(Saved entries)
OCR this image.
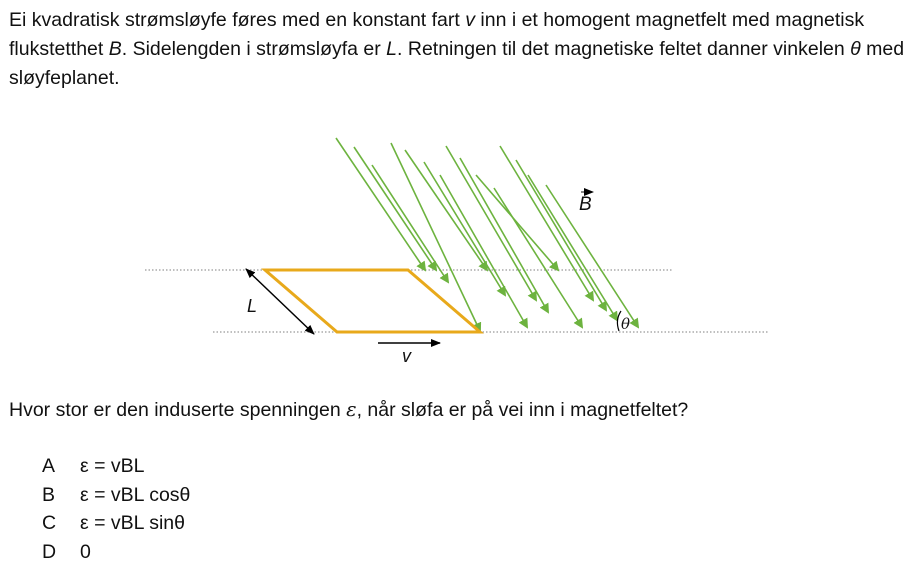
Ei kvadratisk strømsløyfe føres med en konstant fart v inn i et homogent magnetfelt med magnetisk flukstetthet B. Sidelengden i strømsløyfa er L. Retningen til det magnetiske feltet danner vinkelen θ med sløyfeplanet.
B
L
v
θ
Hvor stor er den induserte spenningen ε, når sløfa er på vei inn i magnetfeltet?
A ε = vBL
B ε = vBL cosθ
C ε = vBL sinθ
D 0
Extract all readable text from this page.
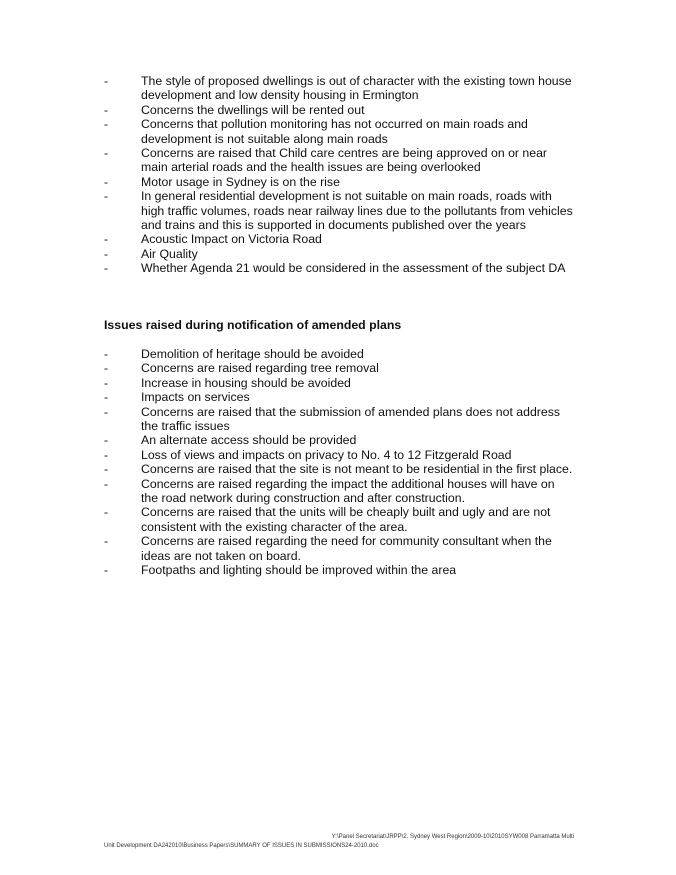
-	The style of proposed dwellings is out of character with the existing town house development and low density housing in Ermington
-	Concerns the dwellings will be rented out
-	Concerns that pollution monitoring has not occurred on main roads and development is not suitable along main roads
-	Concerns are raised that Child care centres are being approved on or near main arterial roads and the health issues are being overlooked
-	Motor usage in Sydney is on the rise
-	In general residential development is not suitable on main roads, roads with high traffic volumes, roads near railway lines due to the pollutants from vehicles and trains and this is supported in documents published over the years
-	Acoustic Impact on Victoria Road
-	Air Quality
-	Whether Agenda 21 would be considered in the assessment of the subject DA

Issues raised during notification of amended plans

-	Demolition of heritage should be avoided
-	Concerns are raised regarding tree removal
-	Increase in housing should be avoided
-	Impacts on services
-	Concerns are raised that the submission of amended plans does not address the traffic issues
-	An alternate access should be provided
-	Loss of views and impacts on privacy to No. 4 to 12 Fitzgerald Road
-	Concerns are raised that the site is not meant to be residential in the first place.
-	Concerns are raised regarding the impact the additional houses will have on the road network during construction and after construction.
-	Concerns are raised that the units will be cheaply built and ugly and are not consistent with the existing character of the area.
-	Concerns are raised regarding the need for community consultant when the ideas are not taken on board.
-	Footpaths and lighting should be improved within the area
Y:\Panel Secretariat\JRPP\2. Sydney West Region\2009-10\2010SYW008 Parramatta Multi
Unit Development DA242010\Business Papers\SUMMARY OF ISSUES IN SUBMISSIONS24-2010.doc
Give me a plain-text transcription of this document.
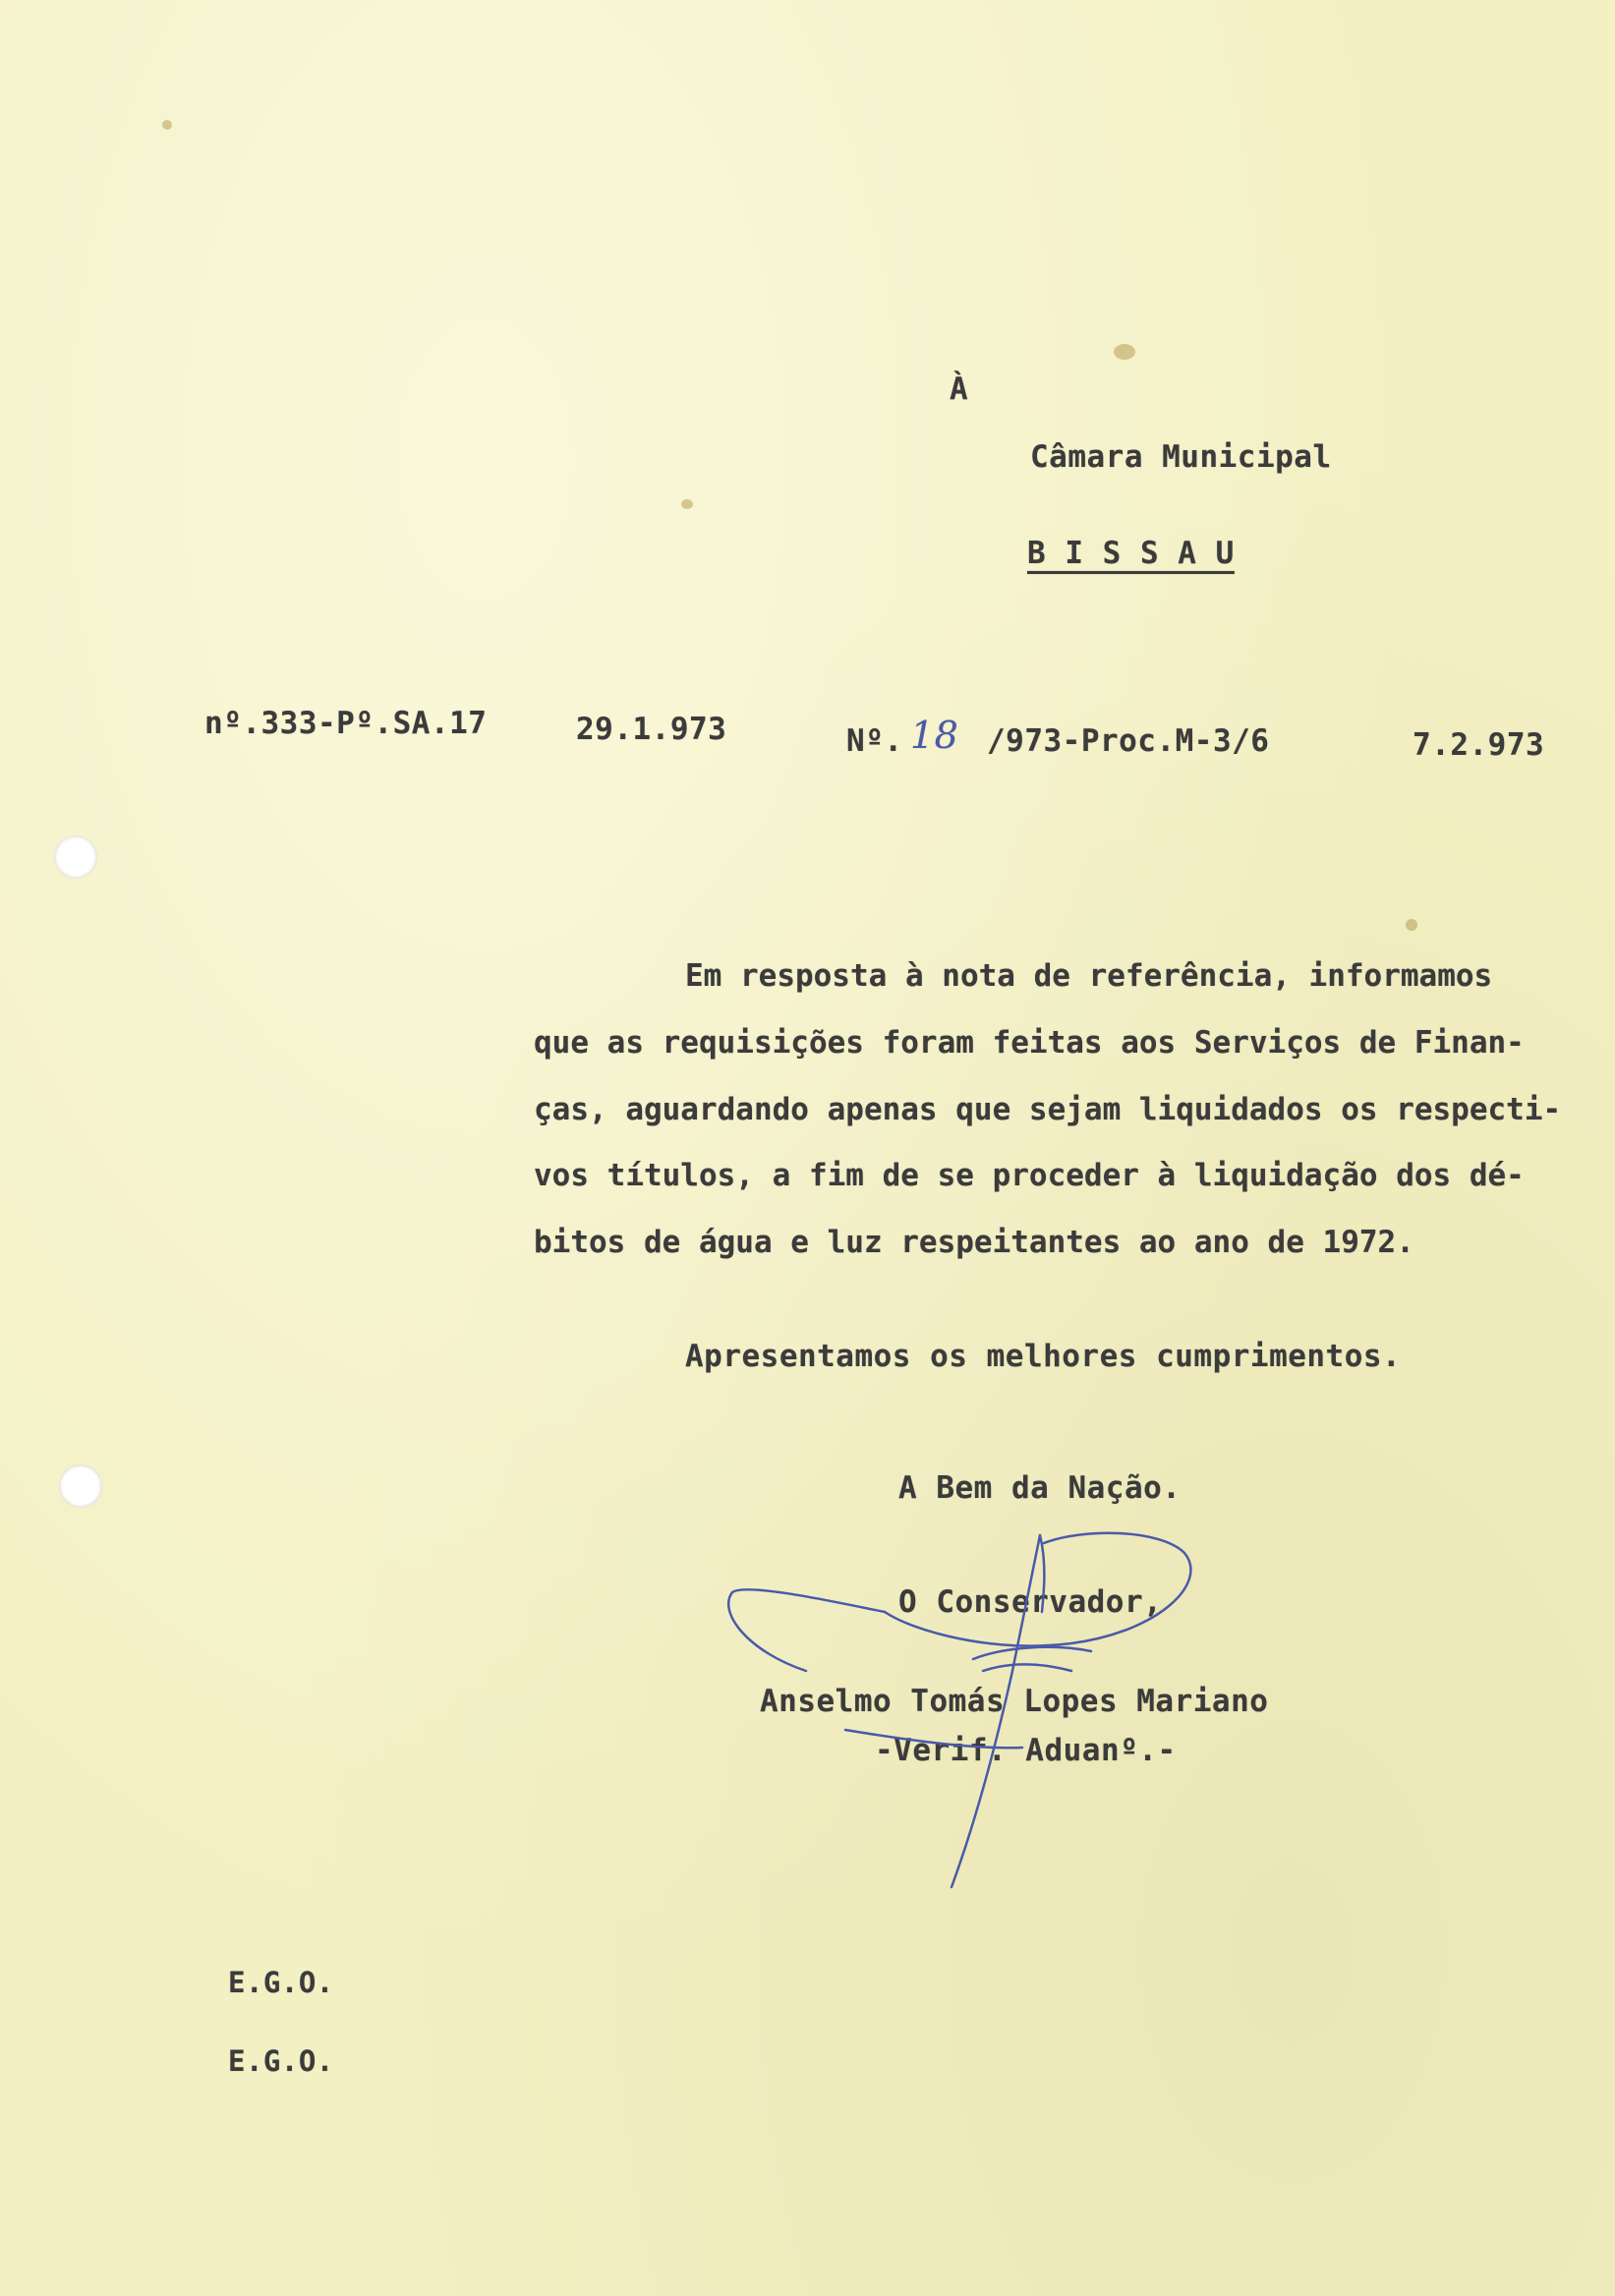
À
Câmara Municipal
B I S S A U
nº.333-Pº.SA.17	29.1.973	Nº. 18 /973-Proc.M-3/6	7.2.973
Em resposta à nota de referência, informamos
que as requisições foram feitas aos Serviços de Finan-
ças, aguardando apenas que sejam liquidados os respecti-
vos títulos, a fim de se proceder à liquidação dos dé-
bitos de água e luz respeitantes ao ano de 1972.
Apresentamos os melhores cumprimentos.
A Bem da Nação.
O Conservador,
Anselmo Tomás Lopes Mariano
-Verif. Aduanº.-
E.G.O.
E.G.O.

> **WHAT YOU HAVE TO DO**: Retype each record exactly as it stands, but do not include the pictures.

> **RESPONSE**:
OCR this image.
Ei kvadratisk strømsløyfe føres med en konstant fart v inn i et homogent magnetfelt med magnetisk flukstetthet B. Sidelengden i strømsløyfa er L. Retningen til det magnetiske feltet danner vinkelen θ med sløyfeplanet.
B
L
v
θ
Hvor stor er den induserte spenningen ε, når sløfa er på vei inn i magnetfeltet?
A ε = vBL
B ε = vBL cosθ
C ε = vBL sinθ
D 0
Extract all readable text from this page.
-	The style of proposed dwellings is out of character with the existing town house development and low density housing in Ermington
-	Concerns the dwellings will be rented out
-	Concerns that pollution monitoring has not occurred on main roads and development is not suitable along main roads
-	Concerns are raised that Child care centres are being approved on or near main arterial roads and the health issues are being overlooked
-	Motor usage in Sydney is on the rise
-	In general residential development is not suitable on main roads, roads with high traffic volumes, roads near railway lines due to the pollutants from vehicles and trains and this is supported in documents published over the years
-	Acoustic Impact on Victoria Road
-	Air Quality
-	Whether Agenda 21 would be considered in the assessment of the subject DA

Issues raised during notification of amended plans

-	Demolition of heritage should be avoided
-	Concerns are raised regarding tree removal
-	Increase in housing should be avoided
-	Impacts on services
-	Concerns are raised that the submission of amended plans does not address the traffic issues
-	An alternate access should be provided
-	Loss of views and impacts on privacy to No. 4 to 12 Fitzgerald Road
-	Concerns are raised that the site is not meant to be residential in the first place.
-	Concerns are raised regarding the impact the additional houses will have on the road network during construction and after construction.
-	Concerns are raised that the units will be cheaply built and ugly and are not consistent with the existing character of the area.
-	Concerns are raised regarding the need for community consultant when the ideas are not taken on board.
-	Footpaths and lighting should be improved within the area
Y:\Panel Secretariat\JRPP\2. Sydney West Region\2009-10\2010SYW008 Parramatta Multi
Unit Development DA242010\Business Papers\SUMMARY OF ISSUES IN SUBMISSIONS24-2010.doc
Give me a plain-text transcription of this document.
À
Câmara Municipal
B I S S A U
nº.333-Pº.SA.17	29.1.973	Nº. 18 /973-Proc.M-3/6	7.2.973
Em resposta à nota de referência, informamos
que as requisições foram feitas aos Serviços de Finan-
ças, aguardando apenas que sejam liquidados os respecti-
vos títulos, a fim de se proceder à liquidação dos dé-
bitos de água e luz respeitantes ao ano de 1972.
Apresentamos os melhores cumprimentos.
A Bem da Nação.
O Conservador,
Anselmo Tomás Lopes Mariano
-Verif. Aduanº.-
E.G.O.
E.G.O.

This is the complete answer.